-- TASK TO CARRY OUT --
Below are some records; retype all of them exactly.

- - - - -

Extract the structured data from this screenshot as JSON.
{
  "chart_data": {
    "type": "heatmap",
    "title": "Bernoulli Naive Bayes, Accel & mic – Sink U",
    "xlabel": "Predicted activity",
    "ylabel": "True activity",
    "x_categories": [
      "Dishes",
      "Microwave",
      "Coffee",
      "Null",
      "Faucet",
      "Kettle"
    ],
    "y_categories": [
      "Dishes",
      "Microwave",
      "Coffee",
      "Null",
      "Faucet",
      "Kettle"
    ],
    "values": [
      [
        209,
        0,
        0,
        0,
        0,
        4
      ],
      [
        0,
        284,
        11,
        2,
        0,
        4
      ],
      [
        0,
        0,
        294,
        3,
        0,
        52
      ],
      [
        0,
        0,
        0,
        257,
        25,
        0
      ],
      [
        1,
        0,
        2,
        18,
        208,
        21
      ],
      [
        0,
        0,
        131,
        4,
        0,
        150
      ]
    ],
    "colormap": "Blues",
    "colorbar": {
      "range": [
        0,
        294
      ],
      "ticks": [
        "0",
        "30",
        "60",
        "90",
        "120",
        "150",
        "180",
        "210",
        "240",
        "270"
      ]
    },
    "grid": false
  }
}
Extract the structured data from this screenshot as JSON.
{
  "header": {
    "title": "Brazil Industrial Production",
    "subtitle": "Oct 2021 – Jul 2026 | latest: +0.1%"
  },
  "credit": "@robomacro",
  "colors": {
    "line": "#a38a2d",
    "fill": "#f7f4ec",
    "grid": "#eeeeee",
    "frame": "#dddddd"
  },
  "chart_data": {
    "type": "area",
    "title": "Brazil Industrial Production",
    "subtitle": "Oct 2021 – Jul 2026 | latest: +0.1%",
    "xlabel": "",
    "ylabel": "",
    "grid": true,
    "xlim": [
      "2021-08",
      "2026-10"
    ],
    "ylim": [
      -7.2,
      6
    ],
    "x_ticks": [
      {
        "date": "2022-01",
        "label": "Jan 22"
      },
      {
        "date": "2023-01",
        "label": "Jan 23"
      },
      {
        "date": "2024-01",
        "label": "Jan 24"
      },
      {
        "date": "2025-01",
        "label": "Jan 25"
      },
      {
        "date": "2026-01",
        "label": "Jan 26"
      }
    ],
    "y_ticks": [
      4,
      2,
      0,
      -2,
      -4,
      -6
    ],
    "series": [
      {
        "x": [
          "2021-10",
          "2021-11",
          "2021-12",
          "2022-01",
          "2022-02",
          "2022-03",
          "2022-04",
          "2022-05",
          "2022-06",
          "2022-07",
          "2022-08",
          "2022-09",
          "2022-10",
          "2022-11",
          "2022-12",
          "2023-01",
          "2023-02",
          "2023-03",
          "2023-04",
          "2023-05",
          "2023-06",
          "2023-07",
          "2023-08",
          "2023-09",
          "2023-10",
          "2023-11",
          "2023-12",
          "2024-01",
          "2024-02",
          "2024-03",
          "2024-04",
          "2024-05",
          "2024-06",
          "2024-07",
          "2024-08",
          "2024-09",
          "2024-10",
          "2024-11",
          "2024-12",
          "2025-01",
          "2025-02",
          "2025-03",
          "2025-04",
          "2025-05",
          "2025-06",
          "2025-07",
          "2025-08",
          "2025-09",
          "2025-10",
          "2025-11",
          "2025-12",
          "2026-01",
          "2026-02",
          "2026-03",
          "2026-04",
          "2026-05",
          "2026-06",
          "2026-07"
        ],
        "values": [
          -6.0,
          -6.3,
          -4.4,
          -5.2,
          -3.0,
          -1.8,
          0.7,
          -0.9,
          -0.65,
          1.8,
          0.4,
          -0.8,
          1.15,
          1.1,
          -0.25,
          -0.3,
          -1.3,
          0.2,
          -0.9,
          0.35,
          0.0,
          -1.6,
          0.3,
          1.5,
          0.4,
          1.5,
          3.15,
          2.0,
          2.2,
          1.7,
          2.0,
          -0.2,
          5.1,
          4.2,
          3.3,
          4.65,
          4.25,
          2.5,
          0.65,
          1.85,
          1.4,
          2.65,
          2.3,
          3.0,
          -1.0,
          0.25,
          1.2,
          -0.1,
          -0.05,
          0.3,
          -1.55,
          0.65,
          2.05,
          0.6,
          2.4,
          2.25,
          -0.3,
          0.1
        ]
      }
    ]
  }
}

- - - - -

-- SOLUTION FOR THIS EXERCISE --
Extract the structured data from this screenshot as JSON.
{
  "chart_data": {
    "type": "heatmap",
    "title": "Bernoulli Naive Bayes, Accel & mic – Sink U",
    "xlabel": "Predicted activity",
    "ylabel": "True activity",
    "x_categories": [
      "Dishes",
      "Microwave",
      "Coffee",
      "Null",
      "Faucet",
      "Kettle"
    ],
    "y_categories": [
      "Dishes",
      "Microwave",
      "Coffee",
      "Null",
      "Faucet",
      "Kettle"
    ],
    "values": [
      [
        209,
        0,
        0,
        0,
        0,
        4
      ],
      [
        0,
        284,
        11,
        2,
        0,
        4
      ],
      [
        0,
        0,
        294,
        3,
        0,
        52
      ],
      [
        0,
        0,
        0,
        257,
        25,
        0
      ],
      [
        1,
        0,
        2,
        18,
        208,
        21
      ],
      [
        0,
        0,
        131,
        4,
        0,
        150
      ]
    ],
    "colormap": "Blues",
    "colorbar": {
      "range": [
        0,
        294
      ],
      "ticks": [
        "0",
        "30",
        "60",
        "90",
        "120",
        "150",
        "180",
        "210",
        "240",
        "270"
      ]
    },
    "grid": false
  }
}
Extract the structured data from this screenshot as JSON.
{
  "header": {
    "title": "Brazil Industrial Production",
    "subtitle": "Oct 2021 – Jul 2026 | latest: +0.1%"
  },
  "credit": "@robomacro",
  "colors": {
    "line": "#a38a2d",
    "fill": "#f7f4ec",
    "grid": "#eeeeee",
    "frame": "#dddddd"
  },
  "chart_data": {
    "type": "area",
    "title": "Brazil Industrial Production",
    "subtitle": "Oct 2021 – Jul 2026 | latest: +0.1%",
    "xlabel": "",
    "ylabel": "",
    "grid": true,
    "xlim": [
      "2021-08",
      "2026-10"
    ],
    "ylim": [
      -7.2,
      6
    ],
    "x_ticks": [
      {
        "date": "2022-01",
        "label": "Jan 22"
      },
      {
        "date": "2023-01",
        "label": "Jan 23"
      },
      {
        "date": "2024-01",
        "label": "Jan 24"
      },
      {
        "date": "2025-01",
        "label": "Jan 25"
      },
      {
        "date": "2026-01",
        "label": "Jan 26"
      }
    ],
    "y_ticks": [
      4,
      2,
      0,
      -2,
      -4,
      -6
    ],
    "series": [
      {
        "x": [
          "2021-10",
          "2021-11",
          "2021-12",
          "2022-01",
          "2022-02",
          "2022-03",
          "2022-04",
          "2022-05",
          "2022-06",
          "2022-07",
          "2022-08",
          "2022-09",
          "2022-10",
          "2022-11",
          "2022-12",
          "2023-01",
          "2023-02",
          "2023-03",
          "2023-04",
          "2023-05",
          "2023-06",
          "2023-07",
          "2023-08",
          "2023-09",
          "2023-10",
          "2023-11",
          "2023-12",
          "2024-01",
          "2024-02",
          "2024-03",
          "2024-04",
          "2024-05",
          "2024-06",
          "2024-07",
          "2024-08",
          "2024-09",
          "2024-10",
          "2024-11",
          "2024-12",
          "2025-01",
          "2025-02",
          "2025-03",
          "2025-04",
          "2025-05",
          "2025-06",
          "2025-07",
          "2025-08",
          "2025-09",
          "2025-10",
          "2025-11",
          "2025-12",
          "2026-01",
          "2026-02",
          "2026-03",
          "2026-04",
          "2026-05",
          "2026-06",
          "2026-07"
        ],
        "values": [
          -6.0,
          -6.3,
          -4.4,
          -5.2,
          -3.0,
          -1.8,
          0.7,
          -0.9,
          -0.65,
          1.8,
          0.4,
          -0.8,
          1.15,
          1.1,
          -0.25,
          -0.3,
          -1.3,
          0.2,
          -0.9,
          0.35,
          0.0,
          -1.6,
          0.3,
          1.5,
          0.4,
          1.5,
          3.15,
          2.0,
          2.2,
          1.7,
          2.0,
          -0.2,
          5.1,
          4.2,
          3.3,
          4.65,
          4.25,
          2.5,
          0.65,
          1.85,
          1.4,
          2.65,
          2.3,
          3.0,
          -1.0,
          0.25,
          1.2,
          -0.1,
          -0.05,
          0.3,
          -1.55,
          0.65,
          2.05,
          0.6,
          2.4,
          2.25,
          -0.3,
          0.1
        ]
      }
    ]
  }
}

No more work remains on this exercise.